## [Source text]
-=-=-
PETER B. HAVENS, M.D. Among the native-born citizens of Madison County who have risen to distinction in professional life is Dr. Peter B. Havens, who is well known in this part of the State, and is recognized as one of our ablest
physicians. He was born in Hamilton, April 17, 1824. His grandparents, Peleg and Martha
(Bessey) Havens, were born either in Rhode Island or Massachusetts, and emigrated from New England to
New York, being early pioneers of Westmoreland, Oneida County. They made the journey overland with an
ox-team, the long and tedious trip occupying many days. Mr. Havens bought a tract of land which was yet in its primitive condition, and at once built a log house and began the labor of clearing a farm. There were neither railways nor canals for many years afterward, and no markets very near, the people being obliged to subsist on the products of their land or the game, which was abundant. As soon as he had enough land under cultivation to raise a surplus of grain, he was obliged to haul it to Albany with teams, to dispose of it for needful merchandise. He improved a good farm, and resided there until his death, having ably done his part toward the building up of the town and the county. Dr. Peter B. Havens, Sr., son of Peleg and father of the subject of this sketch, was
born in Westmoreland, Oneida County. He was born in the rude log cabin of his parents, and attended the pioneer schools of his native town. Being unusually fond of his books, his father gave him the advantages of a good education, and, after he had turned his attention to the study of medicine, sent him to a medical college in New York City, from which he was graduated in 1812. He commenced practice in Hamilton, and met with such good success that he remained there until his death, in November, 1860. The maiden name of his wife was Martha Clark. She was born in Erie County, New York, and died in Hamilton in 1857, having reared four
children--Marcia, Hannah, George, and Peter B.
-=-=-
Stored data entries
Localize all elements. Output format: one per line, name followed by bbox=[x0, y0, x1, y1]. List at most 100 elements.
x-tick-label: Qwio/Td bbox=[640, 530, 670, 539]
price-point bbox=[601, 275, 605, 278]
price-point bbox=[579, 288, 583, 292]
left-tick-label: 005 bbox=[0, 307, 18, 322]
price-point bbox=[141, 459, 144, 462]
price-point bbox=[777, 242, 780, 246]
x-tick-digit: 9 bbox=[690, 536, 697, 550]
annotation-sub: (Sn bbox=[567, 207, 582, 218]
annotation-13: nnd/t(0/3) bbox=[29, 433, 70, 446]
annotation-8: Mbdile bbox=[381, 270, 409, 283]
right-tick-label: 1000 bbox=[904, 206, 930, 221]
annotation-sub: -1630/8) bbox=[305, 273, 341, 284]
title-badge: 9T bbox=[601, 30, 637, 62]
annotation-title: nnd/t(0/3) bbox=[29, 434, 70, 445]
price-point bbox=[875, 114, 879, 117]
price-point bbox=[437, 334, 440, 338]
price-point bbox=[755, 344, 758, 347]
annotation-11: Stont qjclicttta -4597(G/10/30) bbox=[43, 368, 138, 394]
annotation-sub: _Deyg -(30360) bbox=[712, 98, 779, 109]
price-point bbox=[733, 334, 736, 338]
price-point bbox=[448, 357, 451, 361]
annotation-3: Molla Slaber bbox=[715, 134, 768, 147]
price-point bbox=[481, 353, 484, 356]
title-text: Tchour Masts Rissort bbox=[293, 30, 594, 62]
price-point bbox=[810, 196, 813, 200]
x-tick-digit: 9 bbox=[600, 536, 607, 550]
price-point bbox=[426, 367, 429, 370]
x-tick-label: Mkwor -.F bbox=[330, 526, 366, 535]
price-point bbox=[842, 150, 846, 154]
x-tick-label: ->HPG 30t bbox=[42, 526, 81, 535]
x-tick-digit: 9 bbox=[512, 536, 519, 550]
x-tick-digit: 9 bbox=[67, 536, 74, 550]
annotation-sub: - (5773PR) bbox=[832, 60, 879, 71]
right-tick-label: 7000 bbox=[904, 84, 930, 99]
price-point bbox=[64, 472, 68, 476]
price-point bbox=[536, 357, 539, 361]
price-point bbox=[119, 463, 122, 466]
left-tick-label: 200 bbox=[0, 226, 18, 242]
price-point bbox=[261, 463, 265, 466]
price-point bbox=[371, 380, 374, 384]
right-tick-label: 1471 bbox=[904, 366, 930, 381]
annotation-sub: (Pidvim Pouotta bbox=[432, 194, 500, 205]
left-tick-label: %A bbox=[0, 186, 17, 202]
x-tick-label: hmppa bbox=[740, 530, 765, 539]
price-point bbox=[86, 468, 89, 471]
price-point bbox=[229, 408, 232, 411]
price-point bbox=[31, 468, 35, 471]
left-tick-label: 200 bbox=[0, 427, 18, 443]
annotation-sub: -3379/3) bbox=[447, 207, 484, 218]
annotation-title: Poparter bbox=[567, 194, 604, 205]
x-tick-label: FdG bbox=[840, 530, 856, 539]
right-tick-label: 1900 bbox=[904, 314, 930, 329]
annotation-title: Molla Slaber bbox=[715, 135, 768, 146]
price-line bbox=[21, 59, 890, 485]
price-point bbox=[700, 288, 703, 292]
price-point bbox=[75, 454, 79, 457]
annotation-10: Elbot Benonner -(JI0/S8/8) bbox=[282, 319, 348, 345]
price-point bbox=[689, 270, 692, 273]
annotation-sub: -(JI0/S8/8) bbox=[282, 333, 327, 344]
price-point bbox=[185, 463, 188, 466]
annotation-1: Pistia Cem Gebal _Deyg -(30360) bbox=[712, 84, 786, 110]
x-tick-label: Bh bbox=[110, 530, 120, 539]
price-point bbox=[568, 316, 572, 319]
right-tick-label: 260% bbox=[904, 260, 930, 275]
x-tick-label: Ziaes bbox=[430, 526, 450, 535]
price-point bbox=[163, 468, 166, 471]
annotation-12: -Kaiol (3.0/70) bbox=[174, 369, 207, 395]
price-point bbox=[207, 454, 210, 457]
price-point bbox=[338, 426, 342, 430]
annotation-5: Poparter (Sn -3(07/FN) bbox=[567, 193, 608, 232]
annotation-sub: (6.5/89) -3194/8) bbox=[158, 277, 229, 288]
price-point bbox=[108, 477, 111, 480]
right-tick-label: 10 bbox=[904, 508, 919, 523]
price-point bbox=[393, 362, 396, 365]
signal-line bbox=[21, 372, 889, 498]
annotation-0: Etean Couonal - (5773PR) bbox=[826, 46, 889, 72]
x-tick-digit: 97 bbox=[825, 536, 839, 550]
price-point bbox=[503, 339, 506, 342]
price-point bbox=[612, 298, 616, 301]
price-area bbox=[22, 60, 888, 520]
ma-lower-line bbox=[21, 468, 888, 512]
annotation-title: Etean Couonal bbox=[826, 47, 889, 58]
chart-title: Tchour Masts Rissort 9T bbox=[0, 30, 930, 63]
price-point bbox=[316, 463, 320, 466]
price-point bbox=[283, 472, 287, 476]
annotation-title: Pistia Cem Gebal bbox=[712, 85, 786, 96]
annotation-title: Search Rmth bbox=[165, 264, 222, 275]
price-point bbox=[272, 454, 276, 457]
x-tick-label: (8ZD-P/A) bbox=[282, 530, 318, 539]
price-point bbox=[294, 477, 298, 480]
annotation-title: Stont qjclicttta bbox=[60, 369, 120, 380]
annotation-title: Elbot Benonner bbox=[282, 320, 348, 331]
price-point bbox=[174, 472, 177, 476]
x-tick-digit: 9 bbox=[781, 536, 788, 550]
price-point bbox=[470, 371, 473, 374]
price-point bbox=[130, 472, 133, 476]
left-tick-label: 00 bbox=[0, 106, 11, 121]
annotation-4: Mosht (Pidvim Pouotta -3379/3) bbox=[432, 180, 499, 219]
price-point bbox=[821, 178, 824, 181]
-=-=-
## [List of tasks]
- A) Answer these from the biographical sketch, one per line:
(i) On what date was Dr. Peter B. Havens born?
(ii) To what city did Peleg Havens haul his surplus grain?
(iii) In what year did Dr. Peter B. Havens, Sr., graduate from medical college?
- B) For each statement, say yes or no according to the biographical sketch, quoting the words that decide it:
(i) Peleg and Martha Havens traveled to Westmoreland by canal.
(ii) Martha Clark was born in Erie County, New York.
(iii) Dr. Peter B. Havens, Sr., died before his wife.

## [Answers provided]
- A)
(i) April 17, 1824
(ii) Albany
(iii) 1812

- B)
(i) No: "They made the journey overland with an ox-team"
(ii) Yes: "She was born in Erie County, New York"
(iii) No: "until his death, in November, 1860" and "died in Hamilton in 1857"